(Data entries for graphics)

+++

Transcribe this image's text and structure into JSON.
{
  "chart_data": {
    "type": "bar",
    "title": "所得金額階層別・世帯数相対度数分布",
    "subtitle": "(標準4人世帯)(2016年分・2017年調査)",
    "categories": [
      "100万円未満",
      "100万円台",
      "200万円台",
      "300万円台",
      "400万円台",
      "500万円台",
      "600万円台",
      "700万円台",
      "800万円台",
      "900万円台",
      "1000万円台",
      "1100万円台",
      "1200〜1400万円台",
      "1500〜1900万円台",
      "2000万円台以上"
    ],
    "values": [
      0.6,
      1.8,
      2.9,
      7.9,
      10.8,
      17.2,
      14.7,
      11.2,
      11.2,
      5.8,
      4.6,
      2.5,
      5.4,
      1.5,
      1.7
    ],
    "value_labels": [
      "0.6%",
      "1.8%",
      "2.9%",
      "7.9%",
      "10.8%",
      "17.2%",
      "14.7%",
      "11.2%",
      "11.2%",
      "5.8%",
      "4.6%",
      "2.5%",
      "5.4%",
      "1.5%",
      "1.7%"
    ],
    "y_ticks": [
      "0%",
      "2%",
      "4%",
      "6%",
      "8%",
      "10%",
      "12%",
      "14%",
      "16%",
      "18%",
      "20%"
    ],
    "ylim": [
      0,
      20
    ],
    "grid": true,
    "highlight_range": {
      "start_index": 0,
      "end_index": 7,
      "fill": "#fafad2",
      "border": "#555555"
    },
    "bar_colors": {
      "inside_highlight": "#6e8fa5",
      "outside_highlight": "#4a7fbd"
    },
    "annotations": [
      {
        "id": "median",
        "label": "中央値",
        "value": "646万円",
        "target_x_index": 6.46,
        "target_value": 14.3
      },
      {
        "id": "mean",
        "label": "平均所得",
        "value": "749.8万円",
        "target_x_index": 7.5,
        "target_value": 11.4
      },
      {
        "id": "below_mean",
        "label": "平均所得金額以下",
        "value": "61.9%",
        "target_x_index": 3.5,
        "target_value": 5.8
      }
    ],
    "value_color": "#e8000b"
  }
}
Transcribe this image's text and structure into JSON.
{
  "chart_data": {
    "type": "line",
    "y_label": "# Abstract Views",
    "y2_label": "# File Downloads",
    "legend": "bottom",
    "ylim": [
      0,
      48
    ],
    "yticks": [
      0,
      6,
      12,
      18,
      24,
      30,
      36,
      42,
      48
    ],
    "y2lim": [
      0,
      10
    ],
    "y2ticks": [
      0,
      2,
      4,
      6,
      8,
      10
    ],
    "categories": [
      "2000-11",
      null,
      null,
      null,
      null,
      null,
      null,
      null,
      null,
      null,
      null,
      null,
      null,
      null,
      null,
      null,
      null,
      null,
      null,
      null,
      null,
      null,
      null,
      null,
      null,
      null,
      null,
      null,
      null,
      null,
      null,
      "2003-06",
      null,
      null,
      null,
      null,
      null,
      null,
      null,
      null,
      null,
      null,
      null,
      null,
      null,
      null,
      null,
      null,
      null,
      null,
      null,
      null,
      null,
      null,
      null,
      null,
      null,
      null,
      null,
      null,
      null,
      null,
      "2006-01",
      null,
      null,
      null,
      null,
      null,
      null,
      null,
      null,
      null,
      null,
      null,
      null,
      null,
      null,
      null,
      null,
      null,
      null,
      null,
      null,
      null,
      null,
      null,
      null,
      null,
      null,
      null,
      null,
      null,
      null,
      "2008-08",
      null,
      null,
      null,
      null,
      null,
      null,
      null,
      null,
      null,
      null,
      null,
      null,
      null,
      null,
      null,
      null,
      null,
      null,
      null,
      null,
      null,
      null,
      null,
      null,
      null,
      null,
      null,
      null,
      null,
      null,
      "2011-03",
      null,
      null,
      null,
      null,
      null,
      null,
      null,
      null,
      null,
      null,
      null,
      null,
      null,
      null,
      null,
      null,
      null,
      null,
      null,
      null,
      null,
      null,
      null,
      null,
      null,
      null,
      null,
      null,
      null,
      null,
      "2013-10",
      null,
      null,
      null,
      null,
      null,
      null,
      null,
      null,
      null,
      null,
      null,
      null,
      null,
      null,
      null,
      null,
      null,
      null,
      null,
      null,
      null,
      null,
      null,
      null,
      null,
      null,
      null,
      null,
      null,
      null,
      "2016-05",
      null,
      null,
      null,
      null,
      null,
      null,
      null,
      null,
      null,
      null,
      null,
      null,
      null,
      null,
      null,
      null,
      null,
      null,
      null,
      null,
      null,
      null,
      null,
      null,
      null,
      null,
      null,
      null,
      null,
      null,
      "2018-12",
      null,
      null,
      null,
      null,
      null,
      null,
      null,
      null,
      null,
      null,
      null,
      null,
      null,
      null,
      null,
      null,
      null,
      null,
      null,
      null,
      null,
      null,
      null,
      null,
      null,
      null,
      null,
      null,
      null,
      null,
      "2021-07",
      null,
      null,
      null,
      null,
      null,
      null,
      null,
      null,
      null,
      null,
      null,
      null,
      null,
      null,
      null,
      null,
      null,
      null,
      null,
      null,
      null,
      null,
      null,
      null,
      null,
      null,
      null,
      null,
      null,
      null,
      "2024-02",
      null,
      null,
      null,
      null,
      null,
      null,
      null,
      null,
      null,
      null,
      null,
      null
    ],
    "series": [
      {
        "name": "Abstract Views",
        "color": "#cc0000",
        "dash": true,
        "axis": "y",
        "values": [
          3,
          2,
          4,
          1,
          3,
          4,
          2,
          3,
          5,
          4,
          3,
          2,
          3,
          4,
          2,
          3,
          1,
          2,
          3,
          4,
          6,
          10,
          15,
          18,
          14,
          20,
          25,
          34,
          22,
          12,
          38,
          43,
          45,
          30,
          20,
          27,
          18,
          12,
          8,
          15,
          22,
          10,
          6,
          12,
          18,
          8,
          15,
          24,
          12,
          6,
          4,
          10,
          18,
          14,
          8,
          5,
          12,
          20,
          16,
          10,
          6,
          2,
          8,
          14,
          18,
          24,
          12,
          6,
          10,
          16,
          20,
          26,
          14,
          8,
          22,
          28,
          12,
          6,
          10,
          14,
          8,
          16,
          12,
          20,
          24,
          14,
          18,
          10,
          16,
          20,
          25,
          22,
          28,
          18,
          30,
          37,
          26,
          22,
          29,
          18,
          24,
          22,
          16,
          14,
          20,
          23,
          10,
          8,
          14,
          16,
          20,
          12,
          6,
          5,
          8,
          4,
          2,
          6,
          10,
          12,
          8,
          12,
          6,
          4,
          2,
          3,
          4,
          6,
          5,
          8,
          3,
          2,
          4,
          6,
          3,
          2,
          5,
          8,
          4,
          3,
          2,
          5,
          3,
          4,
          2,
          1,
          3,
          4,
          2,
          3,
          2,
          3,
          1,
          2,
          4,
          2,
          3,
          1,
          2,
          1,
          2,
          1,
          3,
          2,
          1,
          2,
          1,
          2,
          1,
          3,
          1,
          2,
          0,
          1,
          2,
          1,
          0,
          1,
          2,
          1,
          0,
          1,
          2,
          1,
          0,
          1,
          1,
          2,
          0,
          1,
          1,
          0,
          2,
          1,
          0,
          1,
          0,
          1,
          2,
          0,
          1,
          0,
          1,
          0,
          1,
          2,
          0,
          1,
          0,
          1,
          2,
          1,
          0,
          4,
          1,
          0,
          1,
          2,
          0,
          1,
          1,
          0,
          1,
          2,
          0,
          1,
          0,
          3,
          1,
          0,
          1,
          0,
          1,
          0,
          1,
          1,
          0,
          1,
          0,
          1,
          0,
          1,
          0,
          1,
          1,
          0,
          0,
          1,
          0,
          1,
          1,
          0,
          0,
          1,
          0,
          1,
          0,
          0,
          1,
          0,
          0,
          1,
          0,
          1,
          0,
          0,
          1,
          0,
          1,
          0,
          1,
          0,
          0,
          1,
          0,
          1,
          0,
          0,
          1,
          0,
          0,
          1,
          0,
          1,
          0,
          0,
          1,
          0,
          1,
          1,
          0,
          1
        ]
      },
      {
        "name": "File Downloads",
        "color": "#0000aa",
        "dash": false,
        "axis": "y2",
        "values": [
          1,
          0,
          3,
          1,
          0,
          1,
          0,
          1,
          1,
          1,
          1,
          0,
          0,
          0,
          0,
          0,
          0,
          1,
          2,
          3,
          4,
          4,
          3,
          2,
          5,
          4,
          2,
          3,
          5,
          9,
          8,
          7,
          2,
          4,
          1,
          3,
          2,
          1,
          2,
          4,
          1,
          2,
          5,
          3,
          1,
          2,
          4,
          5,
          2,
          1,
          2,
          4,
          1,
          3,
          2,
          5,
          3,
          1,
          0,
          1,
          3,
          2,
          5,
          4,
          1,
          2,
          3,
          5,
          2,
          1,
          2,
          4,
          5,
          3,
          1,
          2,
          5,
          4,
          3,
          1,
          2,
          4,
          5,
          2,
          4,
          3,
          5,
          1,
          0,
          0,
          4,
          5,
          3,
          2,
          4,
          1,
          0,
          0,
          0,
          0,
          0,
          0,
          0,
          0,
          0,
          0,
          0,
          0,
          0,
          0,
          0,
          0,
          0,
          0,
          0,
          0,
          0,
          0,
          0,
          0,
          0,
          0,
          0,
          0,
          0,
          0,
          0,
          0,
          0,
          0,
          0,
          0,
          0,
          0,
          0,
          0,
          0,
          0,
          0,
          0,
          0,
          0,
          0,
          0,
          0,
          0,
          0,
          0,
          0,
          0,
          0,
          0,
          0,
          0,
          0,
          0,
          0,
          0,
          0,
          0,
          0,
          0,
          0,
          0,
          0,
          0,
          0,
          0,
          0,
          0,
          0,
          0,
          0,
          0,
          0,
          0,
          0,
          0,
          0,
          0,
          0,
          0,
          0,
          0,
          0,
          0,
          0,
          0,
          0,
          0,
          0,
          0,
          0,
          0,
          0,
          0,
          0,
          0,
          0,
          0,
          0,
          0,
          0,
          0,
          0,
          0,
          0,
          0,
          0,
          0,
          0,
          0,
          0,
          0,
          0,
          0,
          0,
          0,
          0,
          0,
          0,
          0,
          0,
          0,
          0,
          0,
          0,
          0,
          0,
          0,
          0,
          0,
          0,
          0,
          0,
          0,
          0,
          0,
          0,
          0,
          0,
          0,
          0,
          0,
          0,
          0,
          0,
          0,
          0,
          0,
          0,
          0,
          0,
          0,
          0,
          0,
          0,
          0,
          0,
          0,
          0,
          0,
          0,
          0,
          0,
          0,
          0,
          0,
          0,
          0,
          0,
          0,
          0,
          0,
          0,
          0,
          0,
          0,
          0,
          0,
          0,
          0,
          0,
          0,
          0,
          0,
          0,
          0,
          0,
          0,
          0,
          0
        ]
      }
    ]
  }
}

+++

## Problem to solve
Gather up every line in the data above that contains the word "Views", copying each one.

## Exercise output
    "y_label": "# Abstract Views",
        "name": "Abstract Views",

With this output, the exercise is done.